_WHAT YOU WILL DO_. Search the data for the word "Cross" and copy every line where it occurs.

_INFORMATION PROVIDED_.
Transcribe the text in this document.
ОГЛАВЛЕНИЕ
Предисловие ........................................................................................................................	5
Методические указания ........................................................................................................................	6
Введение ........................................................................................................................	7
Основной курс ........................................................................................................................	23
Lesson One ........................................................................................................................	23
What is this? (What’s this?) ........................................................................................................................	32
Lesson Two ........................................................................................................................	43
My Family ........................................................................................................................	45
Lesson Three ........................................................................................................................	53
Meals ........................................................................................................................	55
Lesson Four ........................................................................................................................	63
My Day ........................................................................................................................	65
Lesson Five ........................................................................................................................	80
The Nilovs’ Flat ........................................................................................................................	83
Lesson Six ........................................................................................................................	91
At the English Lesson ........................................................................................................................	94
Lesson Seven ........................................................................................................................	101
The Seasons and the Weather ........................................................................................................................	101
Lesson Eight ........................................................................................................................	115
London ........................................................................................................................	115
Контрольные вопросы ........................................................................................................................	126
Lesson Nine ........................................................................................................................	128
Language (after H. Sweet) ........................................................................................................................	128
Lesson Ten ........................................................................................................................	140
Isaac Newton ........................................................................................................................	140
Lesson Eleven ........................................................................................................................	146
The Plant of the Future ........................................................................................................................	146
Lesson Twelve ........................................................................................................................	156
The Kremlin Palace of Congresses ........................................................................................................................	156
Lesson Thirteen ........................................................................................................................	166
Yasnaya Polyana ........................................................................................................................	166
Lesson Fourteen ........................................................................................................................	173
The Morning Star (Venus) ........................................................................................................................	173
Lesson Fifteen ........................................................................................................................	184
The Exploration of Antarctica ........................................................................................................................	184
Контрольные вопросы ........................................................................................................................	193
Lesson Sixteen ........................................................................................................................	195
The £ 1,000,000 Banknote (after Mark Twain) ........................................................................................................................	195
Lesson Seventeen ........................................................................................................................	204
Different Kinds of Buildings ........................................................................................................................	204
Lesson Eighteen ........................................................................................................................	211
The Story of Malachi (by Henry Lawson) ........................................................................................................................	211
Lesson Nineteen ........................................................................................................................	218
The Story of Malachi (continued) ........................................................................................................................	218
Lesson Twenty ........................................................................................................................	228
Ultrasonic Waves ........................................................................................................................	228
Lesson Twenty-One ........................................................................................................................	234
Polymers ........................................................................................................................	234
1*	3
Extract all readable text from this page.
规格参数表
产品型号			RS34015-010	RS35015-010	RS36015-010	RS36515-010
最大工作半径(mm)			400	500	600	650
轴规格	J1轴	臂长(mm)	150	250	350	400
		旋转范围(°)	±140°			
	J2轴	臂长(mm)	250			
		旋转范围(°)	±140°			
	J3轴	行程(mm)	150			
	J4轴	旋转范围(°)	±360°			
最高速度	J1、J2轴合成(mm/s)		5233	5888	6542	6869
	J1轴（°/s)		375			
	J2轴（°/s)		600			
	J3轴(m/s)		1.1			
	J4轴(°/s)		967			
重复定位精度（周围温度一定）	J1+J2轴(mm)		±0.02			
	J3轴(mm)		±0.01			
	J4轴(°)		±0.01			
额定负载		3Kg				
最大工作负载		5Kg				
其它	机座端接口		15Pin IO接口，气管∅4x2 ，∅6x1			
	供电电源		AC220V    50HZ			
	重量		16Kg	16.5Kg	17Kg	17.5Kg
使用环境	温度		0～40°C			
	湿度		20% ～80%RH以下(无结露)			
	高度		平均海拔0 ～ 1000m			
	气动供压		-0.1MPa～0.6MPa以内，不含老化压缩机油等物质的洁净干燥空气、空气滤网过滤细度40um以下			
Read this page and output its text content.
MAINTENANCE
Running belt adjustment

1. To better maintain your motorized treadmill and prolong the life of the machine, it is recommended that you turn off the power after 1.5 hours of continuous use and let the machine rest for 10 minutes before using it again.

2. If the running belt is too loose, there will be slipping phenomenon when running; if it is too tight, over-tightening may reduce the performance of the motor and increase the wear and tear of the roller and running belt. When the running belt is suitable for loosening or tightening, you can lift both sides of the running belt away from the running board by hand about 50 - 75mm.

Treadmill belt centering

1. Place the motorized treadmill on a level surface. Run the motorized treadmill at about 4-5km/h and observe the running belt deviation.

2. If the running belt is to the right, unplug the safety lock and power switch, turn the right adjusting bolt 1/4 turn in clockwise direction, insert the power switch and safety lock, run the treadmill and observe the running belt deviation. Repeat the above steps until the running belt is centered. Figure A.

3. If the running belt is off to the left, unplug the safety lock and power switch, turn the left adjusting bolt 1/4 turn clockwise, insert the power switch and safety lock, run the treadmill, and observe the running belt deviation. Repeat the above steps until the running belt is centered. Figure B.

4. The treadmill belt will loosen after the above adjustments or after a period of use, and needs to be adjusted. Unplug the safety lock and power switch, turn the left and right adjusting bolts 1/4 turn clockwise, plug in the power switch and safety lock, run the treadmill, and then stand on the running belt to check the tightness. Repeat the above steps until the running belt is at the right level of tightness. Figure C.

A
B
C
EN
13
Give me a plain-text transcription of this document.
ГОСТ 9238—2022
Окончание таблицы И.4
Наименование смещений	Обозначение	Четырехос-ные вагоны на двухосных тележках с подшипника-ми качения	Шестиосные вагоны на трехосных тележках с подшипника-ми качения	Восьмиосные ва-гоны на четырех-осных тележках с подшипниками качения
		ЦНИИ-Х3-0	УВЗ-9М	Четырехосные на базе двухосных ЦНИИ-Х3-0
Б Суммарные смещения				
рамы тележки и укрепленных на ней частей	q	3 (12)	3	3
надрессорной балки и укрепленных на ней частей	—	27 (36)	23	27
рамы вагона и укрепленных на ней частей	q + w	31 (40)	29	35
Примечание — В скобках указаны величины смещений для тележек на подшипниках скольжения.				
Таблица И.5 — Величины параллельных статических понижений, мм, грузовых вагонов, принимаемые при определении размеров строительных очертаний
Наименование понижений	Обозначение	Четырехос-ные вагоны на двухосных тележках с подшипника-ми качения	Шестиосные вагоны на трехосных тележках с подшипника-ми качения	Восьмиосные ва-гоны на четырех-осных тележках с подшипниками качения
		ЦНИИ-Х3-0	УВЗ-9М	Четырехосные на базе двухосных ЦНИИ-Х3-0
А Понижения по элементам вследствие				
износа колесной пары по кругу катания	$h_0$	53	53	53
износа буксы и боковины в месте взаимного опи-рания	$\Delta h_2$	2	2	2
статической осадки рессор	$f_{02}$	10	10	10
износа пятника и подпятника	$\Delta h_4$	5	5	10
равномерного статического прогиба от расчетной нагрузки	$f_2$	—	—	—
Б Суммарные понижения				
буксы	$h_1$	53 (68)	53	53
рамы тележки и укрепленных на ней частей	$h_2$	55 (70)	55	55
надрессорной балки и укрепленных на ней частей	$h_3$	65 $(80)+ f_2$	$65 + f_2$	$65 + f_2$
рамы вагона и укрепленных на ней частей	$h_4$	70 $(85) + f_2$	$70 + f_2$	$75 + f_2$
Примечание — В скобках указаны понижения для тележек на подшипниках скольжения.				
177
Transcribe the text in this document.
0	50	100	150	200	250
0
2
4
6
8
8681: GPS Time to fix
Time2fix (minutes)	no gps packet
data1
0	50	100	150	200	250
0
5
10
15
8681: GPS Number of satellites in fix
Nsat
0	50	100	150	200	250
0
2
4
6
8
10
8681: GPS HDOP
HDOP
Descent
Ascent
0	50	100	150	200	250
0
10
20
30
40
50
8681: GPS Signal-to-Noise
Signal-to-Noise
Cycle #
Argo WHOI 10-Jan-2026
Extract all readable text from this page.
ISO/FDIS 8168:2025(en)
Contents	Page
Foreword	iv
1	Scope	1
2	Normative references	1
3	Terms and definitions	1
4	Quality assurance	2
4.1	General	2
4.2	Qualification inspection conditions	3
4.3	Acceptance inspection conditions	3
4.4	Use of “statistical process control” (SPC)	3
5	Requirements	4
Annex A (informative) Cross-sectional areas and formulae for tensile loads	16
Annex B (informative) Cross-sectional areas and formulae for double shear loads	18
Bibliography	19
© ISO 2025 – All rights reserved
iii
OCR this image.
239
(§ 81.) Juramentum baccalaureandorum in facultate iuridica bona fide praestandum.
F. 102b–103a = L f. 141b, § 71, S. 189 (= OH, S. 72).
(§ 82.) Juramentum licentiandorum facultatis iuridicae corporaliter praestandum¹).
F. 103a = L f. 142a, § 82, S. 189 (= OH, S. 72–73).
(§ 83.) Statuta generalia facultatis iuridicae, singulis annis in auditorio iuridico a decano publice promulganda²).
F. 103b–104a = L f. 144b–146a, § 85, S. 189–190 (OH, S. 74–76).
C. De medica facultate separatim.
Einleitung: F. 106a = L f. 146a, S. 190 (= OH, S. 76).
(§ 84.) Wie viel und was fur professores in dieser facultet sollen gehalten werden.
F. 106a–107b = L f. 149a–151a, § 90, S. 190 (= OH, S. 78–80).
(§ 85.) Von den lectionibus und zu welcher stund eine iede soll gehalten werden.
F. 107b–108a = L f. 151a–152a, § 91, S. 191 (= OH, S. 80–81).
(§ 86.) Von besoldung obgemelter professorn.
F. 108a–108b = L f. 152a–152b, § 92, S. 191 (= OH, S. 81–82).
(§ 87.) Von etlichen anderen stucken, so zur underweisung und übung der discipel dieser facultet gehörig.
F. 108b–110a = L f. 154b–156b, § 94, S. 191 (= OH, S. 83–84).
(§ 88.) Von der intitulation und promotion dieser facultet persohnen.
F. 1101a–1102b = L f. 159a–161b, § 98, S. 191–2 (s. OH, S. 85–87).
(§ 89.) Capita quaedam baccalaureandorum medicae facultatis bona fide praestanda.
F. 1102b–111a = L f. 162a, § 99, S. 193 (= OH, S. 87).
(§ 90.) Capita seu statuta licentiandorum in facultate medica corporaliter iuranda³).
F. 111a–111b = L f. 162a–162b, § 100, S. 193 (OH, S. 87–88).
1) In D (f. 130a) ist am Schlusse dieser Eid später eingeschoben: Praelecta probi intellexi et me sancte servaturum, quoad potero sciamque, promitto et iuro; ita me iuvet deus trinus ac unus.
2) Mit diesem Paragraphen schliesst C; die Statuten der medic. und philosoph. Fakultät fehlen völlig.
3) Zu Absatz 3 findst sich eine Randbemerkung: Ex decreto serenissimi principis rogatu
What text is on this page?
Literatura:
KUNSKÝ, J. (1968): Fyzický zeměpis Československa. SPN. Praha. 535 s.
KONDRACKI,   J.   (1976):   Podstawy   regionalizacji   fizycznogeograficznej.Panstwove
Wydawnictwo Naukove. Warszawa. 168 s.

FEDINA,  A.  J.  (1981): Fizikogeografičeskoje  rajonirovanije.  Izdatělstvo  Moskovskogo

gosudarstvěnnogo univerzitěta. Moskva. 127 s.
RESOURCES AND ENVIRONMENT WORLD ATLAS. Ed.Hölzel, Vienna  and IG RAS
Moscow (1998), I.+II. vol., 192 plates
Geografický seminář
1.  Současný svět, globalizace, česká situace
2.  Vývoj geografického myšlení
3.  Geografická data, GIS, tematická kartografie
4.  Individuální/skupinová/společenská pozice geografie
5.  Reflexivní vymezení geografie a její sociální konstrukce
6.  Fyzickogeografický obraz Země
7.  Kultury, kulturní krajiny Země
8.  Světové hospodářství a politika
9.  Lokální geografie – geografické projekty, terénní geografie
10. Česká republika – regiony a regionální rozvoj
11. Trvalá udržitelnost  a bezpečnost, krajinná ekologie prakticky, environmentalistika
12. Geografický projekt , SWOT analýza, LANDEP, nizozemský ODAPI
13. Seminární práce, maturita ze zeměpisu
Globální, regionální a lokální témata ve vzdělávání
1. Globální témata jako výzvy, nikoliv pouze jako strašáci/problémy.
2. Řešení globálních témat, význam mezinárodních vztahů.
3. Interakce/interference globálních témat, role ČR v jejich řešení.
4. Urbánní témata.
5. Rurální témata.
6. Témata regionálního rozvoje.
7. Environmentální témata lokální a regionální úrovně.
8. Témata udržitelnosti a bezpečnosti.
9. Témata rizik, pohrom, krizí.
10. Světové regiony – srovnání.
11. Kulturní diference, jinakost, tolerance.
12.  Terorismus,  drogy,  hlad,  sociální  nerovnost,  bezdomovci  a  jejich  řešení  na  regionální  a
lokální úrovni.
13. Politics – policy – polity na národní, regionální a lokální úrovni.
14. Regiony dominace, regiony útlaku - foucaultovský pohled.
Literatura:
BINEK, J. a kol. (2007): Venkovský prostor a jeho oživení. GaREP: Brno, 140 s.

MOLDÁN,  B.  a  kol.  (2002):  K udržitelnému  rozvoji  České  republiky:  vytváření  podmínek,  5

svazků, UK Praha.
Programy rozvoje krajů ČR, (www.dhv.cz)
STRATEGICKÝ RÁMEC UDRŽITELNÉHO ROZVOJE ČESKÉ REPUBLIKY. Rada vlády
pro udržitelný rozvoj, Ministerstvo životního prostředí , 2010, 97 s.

_THE RESPONSE_.
Annex A (informative) Cross-sectional areas and formulae for tensile loads	16
Annex B (informative) Cross-sectional areas and formulae for double shear loads	18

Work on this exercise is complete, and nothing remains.